WHAT YOU WILL DO
Show all lines holding "background".

— begin —

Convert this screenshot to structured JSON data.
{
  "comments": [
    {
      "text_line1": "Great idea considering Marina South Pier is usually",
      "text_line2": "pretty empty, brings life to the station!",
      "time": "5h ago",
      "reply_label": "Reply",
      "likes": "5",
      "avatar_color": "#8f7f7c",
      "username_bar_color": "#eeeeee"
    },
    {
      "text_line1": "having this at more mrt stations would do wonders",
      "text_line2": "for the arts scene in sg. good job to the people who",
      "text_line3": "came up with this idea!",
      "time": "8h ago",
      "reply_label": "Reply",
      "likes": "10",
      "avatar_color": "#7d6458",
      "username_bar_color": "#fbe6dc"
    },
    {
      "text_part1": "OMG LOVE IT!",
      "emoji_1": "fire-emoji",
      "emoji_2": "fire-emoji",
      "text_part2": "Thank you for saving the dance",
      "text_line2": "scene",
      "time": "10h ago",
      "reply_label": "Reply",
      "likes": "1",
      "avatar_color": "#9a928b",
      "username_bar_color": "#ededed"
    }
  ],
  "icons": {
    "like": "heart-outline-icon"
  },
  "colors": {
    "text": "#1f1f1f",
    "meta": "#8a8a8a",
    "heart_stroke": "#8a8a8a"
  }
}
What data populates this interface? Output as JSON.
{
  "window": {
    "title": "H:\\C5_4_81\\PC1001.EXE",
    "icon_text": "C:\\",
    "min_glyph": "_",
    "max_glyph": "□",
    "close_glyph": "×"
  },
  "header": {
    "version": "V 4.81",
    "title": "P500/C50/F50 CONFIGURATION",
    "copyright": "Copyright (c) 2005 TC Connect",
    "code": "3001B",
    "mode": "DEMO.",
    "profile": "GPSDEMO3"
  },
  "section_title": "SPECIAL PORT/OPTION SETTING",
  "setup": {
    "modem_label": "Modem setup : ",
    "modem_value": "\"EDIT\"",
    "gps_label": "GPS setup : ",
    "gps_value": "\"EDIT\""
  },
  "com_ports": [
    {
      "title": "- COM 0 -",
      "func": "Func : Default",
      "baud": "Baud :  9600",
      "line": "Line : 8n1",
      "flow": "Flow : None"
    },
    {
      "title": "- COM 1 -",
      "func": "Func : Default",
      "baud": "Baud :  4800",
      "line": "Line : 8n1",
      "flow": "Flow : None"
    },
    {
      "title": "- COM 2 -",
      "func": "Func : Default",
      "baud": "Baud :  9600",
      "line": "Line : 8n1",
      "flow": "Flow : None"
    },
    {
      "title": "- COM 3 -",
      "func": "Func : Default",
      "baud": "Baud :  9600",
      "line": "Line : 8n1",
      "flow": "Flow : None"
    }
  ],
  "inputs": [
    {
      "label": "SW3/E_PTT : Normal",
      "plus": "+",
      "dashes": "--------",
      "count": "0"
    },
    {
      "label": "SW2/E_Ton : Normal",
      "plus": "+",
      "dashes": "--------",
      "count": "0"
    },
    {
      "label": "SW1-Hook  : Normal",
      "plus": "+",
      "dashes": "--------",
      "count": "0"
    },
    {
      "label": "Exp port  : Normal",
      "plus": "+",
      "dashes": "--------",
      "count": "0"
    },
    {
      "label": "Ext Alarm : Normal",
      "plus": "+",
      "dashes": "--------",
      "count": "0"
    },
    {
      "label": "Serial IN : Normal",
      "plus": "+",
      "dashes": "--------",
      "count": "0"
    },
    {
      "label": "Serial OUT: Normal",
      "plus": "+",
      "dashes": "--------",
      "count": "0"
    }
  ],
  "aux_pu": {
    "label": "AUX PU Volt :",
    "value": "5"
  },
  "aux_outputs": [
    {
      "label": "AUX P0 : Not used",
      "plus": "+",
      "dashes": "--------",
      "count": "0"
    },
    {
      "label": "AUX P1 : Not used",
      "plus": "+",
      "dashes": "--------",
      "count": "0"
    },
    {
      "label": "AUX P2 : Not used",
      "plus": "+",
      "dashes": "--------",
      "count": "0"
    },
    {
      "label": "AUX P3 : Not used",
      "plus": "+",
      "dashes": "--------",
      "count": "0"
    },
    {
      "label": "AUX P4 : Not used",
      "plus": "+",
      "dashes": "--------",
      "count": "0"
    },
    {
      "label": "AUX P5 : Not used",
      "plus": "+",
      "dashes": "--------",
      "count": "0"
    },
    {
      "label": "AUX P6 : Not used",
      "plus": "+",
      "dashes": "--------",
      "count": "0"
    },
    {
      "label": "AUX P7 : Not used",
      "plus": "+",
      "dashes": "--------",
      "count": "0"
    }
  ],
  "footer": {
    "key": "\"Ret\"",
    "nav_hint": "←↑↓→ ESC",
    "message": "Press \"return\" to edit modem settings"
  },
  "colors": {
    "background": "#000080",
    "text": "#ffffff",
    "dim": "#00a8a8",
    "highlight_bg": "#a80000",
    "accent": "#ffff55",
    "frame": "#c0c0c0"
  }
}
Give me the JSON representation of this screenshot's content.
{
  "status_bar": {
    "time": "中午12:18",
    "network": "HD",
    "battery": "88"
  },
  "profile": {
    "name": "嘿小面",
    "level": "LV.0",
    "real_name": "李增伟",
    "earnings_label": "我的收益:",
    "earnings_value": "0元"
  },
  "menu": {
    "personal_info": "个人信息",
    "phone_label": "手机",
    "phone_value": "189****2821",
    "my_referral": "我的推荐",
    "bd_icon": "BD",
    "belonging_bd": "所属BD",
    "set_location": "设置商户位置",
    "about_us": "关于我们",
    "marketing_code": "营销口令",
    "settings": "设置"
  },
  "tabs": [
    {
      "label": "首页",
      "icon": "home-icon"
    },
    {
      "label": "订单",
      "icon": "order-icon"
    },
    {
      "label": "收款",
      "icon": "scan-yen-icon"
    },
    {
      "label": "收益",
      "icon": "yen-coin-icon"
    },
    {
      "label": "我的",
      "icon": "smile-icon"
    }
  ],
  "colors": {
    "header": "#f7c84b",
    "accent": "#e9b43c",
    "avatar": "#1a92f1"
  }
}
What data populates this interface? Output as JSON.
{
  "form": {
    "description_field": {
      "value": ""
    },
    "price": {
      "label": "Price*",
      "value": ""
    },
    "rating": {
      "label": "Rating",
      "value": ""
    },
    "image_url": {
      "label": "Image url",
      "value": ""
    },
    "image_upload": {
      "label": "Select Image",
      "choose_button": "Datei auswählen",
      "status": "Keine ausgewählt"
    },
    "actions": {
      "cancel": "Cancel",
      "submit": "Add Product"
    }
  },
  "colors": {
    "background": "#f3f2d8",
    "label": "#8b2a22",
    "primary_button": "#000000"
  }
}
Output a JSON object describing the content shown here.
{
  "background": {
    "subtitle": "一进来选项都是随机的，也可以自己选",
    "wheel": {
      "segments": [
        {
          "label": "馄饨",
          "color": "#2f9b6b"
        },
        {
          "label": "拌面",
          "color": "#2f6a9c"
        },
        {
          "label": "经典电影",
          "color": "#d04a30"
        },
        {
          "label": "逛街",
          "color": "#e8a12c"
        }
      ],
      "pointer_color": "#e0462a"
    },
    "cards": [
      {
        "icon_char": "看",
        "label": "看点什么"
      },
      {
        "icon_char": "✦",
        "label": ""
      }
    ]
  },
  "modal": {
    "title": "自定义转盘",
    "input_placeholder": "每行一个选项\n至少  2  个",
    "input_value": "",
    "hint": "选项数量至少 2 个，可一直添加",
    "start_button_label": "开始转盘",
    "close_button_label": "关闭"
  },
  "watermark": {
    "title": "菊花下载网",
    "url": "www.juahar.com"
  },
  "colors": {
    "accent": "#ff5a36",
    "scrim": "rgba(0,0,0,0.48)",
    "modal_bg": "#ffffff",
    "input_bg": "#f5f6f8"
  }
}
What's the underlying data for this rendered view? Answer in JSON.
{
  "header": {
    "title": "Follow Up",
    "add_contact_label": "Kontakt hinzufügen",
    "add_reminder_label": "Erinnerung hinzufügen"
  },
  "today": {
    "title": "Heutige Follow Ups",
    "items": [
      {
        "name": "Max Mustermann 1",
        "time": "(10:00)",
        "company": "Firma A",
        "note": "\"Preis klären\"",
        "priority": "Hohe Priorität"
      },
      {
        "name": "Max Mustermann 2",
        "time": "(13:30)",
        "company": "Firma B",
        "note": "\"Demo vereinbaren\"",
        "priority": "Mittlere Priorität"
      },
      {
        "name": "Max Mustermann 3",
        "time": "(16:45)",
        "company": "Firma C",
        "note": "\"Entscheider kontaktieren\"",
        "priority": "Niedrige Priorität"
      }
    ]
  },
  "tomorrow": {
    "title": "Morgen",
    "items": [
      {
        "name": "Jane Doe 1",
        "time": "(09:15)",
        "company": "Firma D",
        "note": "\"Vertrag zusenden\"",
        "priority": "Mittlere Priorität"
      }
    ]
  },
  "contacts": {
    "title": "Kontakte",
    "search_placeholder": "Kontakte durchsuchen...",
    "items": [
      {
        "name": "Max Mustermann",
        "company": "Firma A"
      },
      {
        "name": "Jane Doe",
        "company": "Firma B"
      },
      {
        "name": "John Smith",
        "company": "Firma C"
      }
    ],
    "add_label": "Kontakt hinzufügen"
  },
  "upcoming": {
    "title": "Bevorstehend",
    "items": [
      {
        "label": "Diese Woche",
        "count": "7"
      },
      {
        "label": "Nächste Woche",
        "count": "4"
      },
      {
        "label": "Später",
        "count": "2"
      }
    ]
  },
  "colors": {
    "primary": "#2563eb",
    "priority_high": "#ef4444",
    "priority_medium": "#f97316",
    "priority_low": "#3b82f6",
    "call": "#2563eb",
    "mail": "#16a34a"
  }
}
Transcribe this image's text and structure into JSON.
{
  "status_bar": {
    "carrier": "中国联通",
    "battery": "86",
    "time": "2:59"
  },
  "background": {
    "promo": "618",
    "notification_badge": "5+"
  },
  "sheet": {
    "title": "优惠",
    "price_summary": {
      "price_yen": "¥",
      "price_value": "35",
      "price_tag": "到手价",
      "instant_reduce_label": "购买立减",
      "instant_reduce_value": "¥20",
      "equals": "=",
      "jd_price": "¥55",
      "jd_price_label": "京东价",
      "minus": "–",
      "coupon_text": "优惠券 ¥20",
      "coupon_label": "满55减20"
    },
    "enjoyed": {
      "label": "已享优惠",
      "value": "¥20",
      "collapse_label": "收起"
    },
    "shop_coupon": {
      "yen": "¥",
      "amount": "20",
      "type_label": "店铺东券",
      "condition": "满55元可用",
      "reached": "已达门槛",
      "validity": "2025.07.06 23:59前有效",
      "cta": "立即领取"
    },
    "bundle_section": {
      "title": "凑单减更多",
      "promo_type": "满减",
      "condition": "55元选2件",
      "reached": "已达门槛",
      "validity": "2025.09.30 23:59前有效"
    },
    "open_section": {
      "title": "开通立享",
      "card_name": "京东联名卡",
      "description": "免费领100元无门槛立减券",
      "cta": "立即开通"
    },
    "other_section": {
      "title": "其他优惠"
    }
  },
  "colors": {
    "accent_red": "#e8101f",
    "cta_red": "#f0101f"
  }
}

— end —

FULL ANSWER
    "background": "#000080",
    "background": "#f3f2d8",
  "background": {
  "background": {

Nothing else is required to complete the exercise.